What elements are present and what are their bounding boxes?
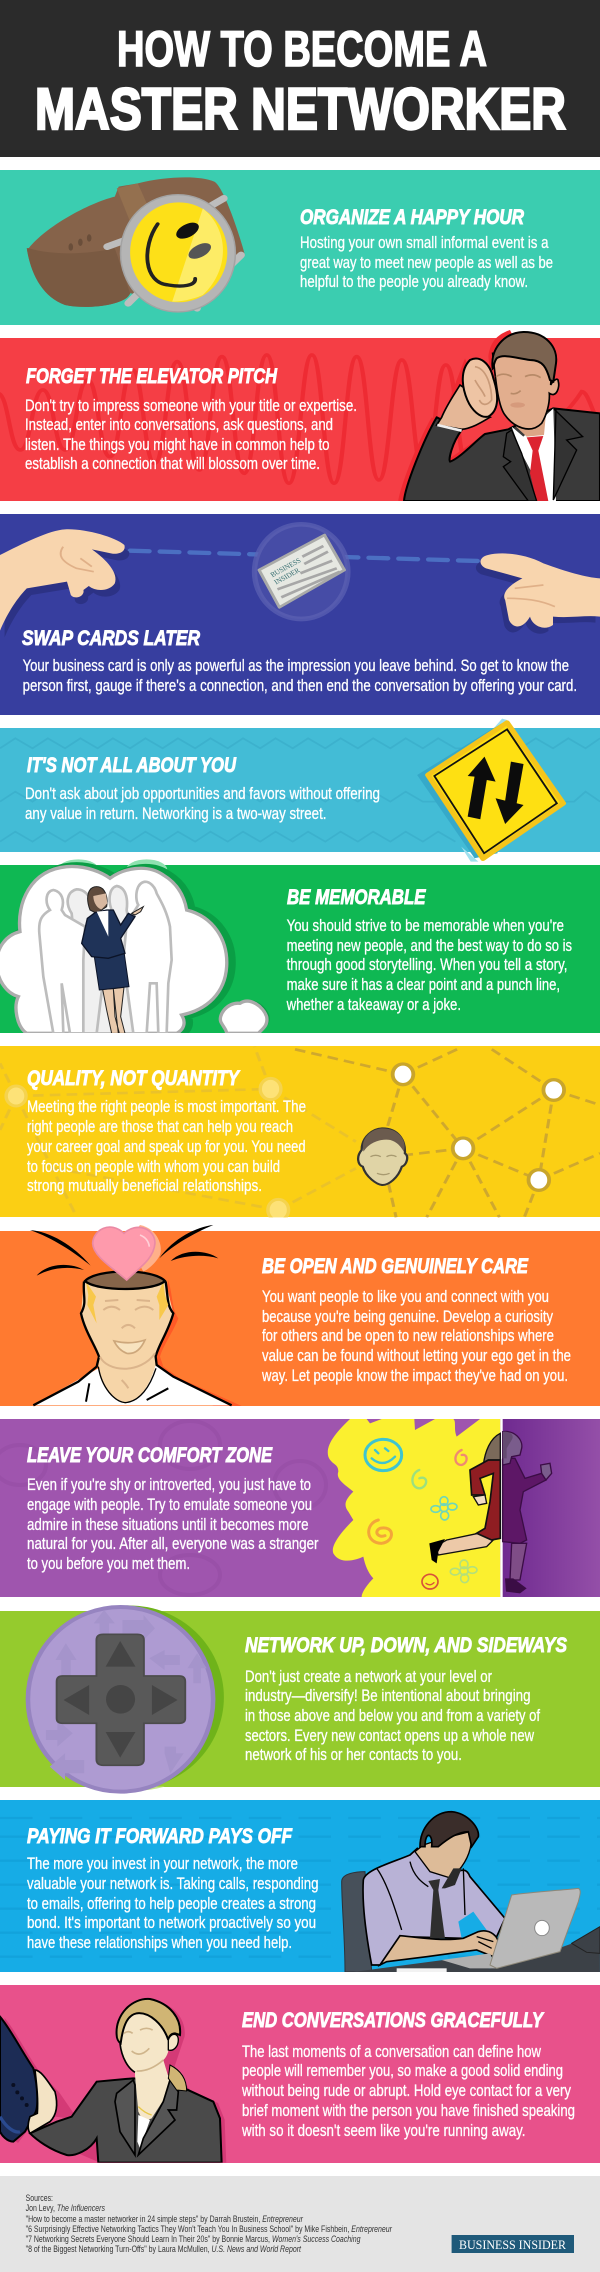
footer panel [0,2176,600,2272]
body text: valuable your network is. Taking calls, responding [27,1874,318,1893]
body text: your career goal and speak up for you. You need [27,1137,306,1156]
illustration: hands passing card [0,524,600,637]
illustration: woman shaking hands [0,1999,226,2164]
body text: The more you invest in your network, the more [27,1854,298,1873]
swirl pattern [0,1421,326,1595]
body text: strong mutually beneficial relationships. [27,1176,262,1195]
title: HOW TO BECOME A [117,21,487,77]
heading: QUALITY, NOT QUANTITY [27,1067,241,1090]
heading: ORGANIZE A HAPPY HOUR [300,206,525,229]
sources: "6 Surprisingly Effective Networking Tactics They Won't Teach You In Business School" by Mike Fishbein, Entrepreneur [26,2224,393,2234]
illustration: hands passing card: INSIDER [273,566,302,586]
dash pattern [0,1818,600,1957]
panel: be memorable [0,859,600,1033]
sources: "7 Networking Secrets Everyone Should Learn In Their 20s" by Bonnie Marcus, Women's Success Coaching [26,2234,360,2244]
body text [241,2042,575,2140]
heading: PAYING IT FORWARD PAYS OFF [27,1825,293,1848]
panel: quality, not quantity [0,1046,600,1221]
sources: Sources: [26,2193,53,2203]
body text: to you before you met them. [27,1554,190,1573]
body text: Instead, enter into conversations, ask questions, and [25,415,333,434]
body text: with so it doesn't seem like you're running away. [241,2121,526,2140]
sources [26,2193,393,2254]
heading: LEAVE YOUR COMFORT ZONE [27,1444,273,1467]
body text: whether a takeaway or a joke. [286,995,461,1014]
illustration: d-pad circle [28,1605,224,1792]
sources: "8 of the Biggest Networking Turn-Offs" by Laura McMullen, U.S. News and World Report [26,2244,301,2254]
title banner [0,0,600,157]
logo: business insider: BUSINESS INSIDER [459,2238,567,2252]
panel: organize a happy hour [0,170,600,325]
body text: any value in return. Networking is a two-way street. [25,804,326,823]
body text: Don't ask about job opportunities and favors without offering [25,784,380,803]
body text [23,656,577,695]
body text: Even if you're shy or introverted, you just have to [27,1475,311,1494]
network diagram [0,1047,600,1221]
sources: Jon Levy, The Influencers [26,2203,105,2213]
icon: two-way road sign [417,719,563,862]
panel: paying it forward pays off [0,1800,600,1972]
body text: to emails, offering to help people creates a strong [27,1894,316,1913]
panel: forget the elevator pitch [0,330,600,501]
illustration: woman leaving comfort zone [328,1419,600,1597]
panel: network up, down, and sideways [0,1605,600,1792]
body text [286,916,572,1014]
body text: right people are those that can help you reach [27,1117,293,1136]
body text: natural for you. After all, everyone was a stranger [27,1534,319,1553]
body text: network of his or her contacts to you. [245,1745,462,1764]
body text: industry—diversify! Be intentional about bringing [245,1686,530,1705]
title [35,21,566,142]
heading: FORGET THE ELEVATOR PITCH [26,365,278,388]
body text [25,784,380,823]
body text: engage with people. Try to emulate someone you [27,1495,312,1514]
sources: "How to become a master networker in 24 simple steps" by Darrah Brustein, Entrepreneur [26,2214,304,2224]
body text: admire in these situations until it becomes more [27,1515,308,1534]
illustration: man on phone at laptop [342,1812,600,1972]
body text: helpful to the people you already know. [300,272,528,291]
heading: SWAP CARDS LATER [22,627,201,650]
body text [25,396,357,473]
body text [261,1287,571,1385]
heading: BE OPEN AND GENUINELY CARE [262,1255,529,1278]
body text [300,233,553,291]
panel: swap cards later [0,514,600,715]
body text: establish a connection that will blossom over time. [25,454,320,473]
icon: man's face [358,1128,407,1185]
panel: end conversations gracefully [0,1985,600,2164]
body text: Meeting the right people is most important. The [27,1097,306,1116]
illustration: hands passing card: BUSINESS [269,557,303,579]
body text: Don't just create a network at your level or [245,1667,492,1686]
body text: to focus on people with whom you can build [27,1157,280,1176]
body text: Don't try to impress someone with your title or expertise. [25,396,357,415]
chevron pattern [0,738,600,842]
illustration: man with giant ear [398,330,600,501]
body text: bond. It's important to network proactively so you [27,1913,316,1932]
body text [27,1854,318,1952]
illustration: open head with heart [30,1225,242,1406]
panel: be open and genuinely care [0,1225,600,1406]
icon: smiley wristwatch [27,177,245,312]
body text [245,1667,540,1764]
panel: leave your comfort zone [0,1419,600,1597]
body text: have these relationships when you need help. [27,1933,292,1952]
illustration: woman in thought cloud [0,859,270,1033]
body text [27,1097,306,1195]
body text: listen. The things you might have in common help to [25,435,330,454]
body text [27,1475,319,1573]
heading: BE MEMORABLE [287,886,426,909]
heading: IT'S NOT ALL ABOUT YOU [27,754,237,777]
sound wave [0,355,600,483]
panel: it's not all about you [0,719,600,862]
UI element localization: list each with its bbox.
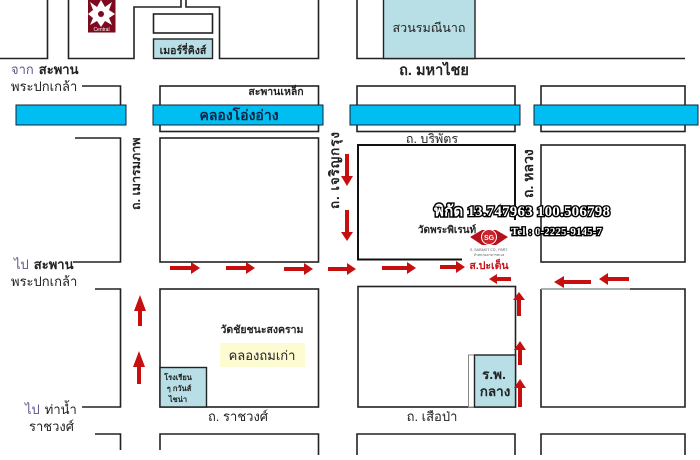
label: to Ratchawong pier xyxy=(24,400,77,434)
building: Klang Hospital xyxy=(468,355,516,407)
label: from Phra Pok Klao bridge xyxy=(11,62,79,94)
building: Klang Hospital: ร.พ. xyxy=(482,367,506,382)
unlabeled white building xyxy=(154,14,212,33)
arrow: Worachak north 1 xyxy=(134,295,146,326)
canal: Khlong Ong Ang: คลองโอ่งอ่าง xyxy=(199,106,279,123)
icon: S.Pakkhin company logo: ส.ปะเต็น xyxy=(469,258,509,272)
arrow: east 1 xyxy=(170,262,200,274)
arrow: east 3 xyxy=(284,263,313,275)
arrow: west short xyxy=(489,274,511,284)
road label: Charoen Krung: ถ. เจริญกรุง xyxy=(327,132,343,209)
icon: S.Pakkhin company logo: จำหน่ายอาหารทะเล xyxy=(474,253,504,257)
road label: Boriphat: ถ. บริพัตร xyxy=(406,132,458,146)
arrow: west 2 xyxy=(599,273,629,285)
arrow: east 4 xyxy=(328,263,356,275)
building: Chinese school: โรงเรียน xyxy=(163,372,193,382)
label: from Phra Pok Klao bridge: พระปกเกล้า xyxy=(11,79,77,94)
label: to Phra Pok Klao bridge: ไป สะพาน xyxy=(13,257,74,272)
building: Chinese school: ๆ กวันส์ xyxy=(167,384,192,393)
park: Suan Rommaninat: สวนรมณีนาถ xyxy=(393,21,465,35)
arrow: Charoen Krung south 1 xyxy=(341,154,353,186)
icon: Central logo xyxy=(88,0,116,33)
label: to Ratchawong pier: ราชวงศ์ xyxy=(29,419,75,434)
building: Mercy King: เมอร์รี่คิงส์ xyxy=(160,42,207,57)
label: from Phra Pok Klao bridge: จาก สะพาน xyxy=(11,62,79,77)
arrow: east 5 xyxy=(382,262,416,274)
label: to Phra Pok Klao bridge xyxy=(11,257,77,289)
icon: Central logo: Central xyxy=(93,27,110,33)
road label: Luang: ถ. หลวง xyxy=(520,149,536,198)
label: to Ratchawong pier: ไป ท่าน้ำ xyxy=(24,400,77,417)
road label: Worachak: ถ. เมารมภาพ xyxy=(129,138,143,210)
label: iron bridge: สะพานเหล็ก xyxy=(248,84,304,98)
area: Khlong Thom Kao: คลองถมเก่า xyxy=(229,348,295,363)
arrow: east 2 xyxy=(226,262,255,274)
area: Khlong Thom Kao xyxy=(220,343,305,367)
building: Klang Hospital: กลาง xyxy=(480,384,510,399)
canal: Khlong Ong Ang xyxy=(16,105,698,125)
road label: Suea Pa: ถ. เสือป่า xyxy=(407,409,457,424)
telephone callout: Tel : 0-2225-9145-7 xyxy=(511,226,602,238)
route arrows xyxy=(133,154,629,407)
arrow: Charoen Krung south 2 xyxy=(341,210,353,241)
building: Chinese school xyxy=(160,368,206,407)
building: Mercy King xyxy=(154,39,212,58)
arrow: east 6 xyxy=(440,261,465,273)
label: Wat Chai Chana Songkhram: วัดชัยชนะสงคราม xyxy=(221,324,304,336)
building: Chinese school: ไชน่า xyxy=(168,394,187,404)
label: Wat Phra Phiren: วัดพระพิเรนท์ xyxy=(418,224,477,236)
road label: Ratchawong: ถ. ราชวงศ์ xyxy=(208,409,269,424)
park: Suan Rommaninat xyxy=(384,0,475,58)
road label: Maha Chai: ถ. มหาไชย xyxy=(399,61,469,79)
icon: S.Pakkhin company logo: S. SARAKIT CO., PART. xyxy=(470,248,508,252)
arrow: Worachak north 2 xyxy=(133,351,145,384)
arrow: north 3 xyxy=(514,379,526,407)
arrow: west 1 xyxy=(554,276,591,288)
icon: S.Pakkhin company logo xyxy=(469,230,509,272)
label: to Phra Pok Klao bridge: พระปกเกล้า xyxy=(11,274,77,289)
arrow: north 1 xyxy=(513,292,525,316)
coordinates callout: พิกัด 13.747963 100.506798 xyxy=(434,202,610,220)
arrow: north 2 xyxy=(514,341,526,365)
icon: S.Pakkhin company logo: SG xyxy=(484,235,495,242)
+---+
DESCRIPTION OF THE TASK:
Print the lines of the listing starting with the line that contains "label: to Ratchawong pier xyxy=(24,400,77,434)" and going on through the line that contains "arrow: east 3 xyxy=(284,263,313,275)", reproducing each one exactly.

RESULT OF THIS EXERCISE:
label: to Ratchawong pier xyxy=(24,400,77,434)
building: Klang Hospital xyxy=(468,355,516,407)
label: from Phra Pok Klao bridge xyxy=(11,62,79,94)
building: Klang Hospital: ร.พ. xyxy=(482,367,506,382)
unlabeled white building xyxy=(154,14,212,33)
arrow: Worachak north 1 xyxy=(134,295,146,326)
canal: Khlong Ong Ang: คลองโอ่งอ่าง xyxy=(199,106,279,123)
icon: S.Pakkhin company logo: ส.ปะเต็น xyxy=(469,258,509,272)
arrow: east 1 xyxy=(170,262,200,274)
arrow: east 3 xyxy=(284,263,313,275)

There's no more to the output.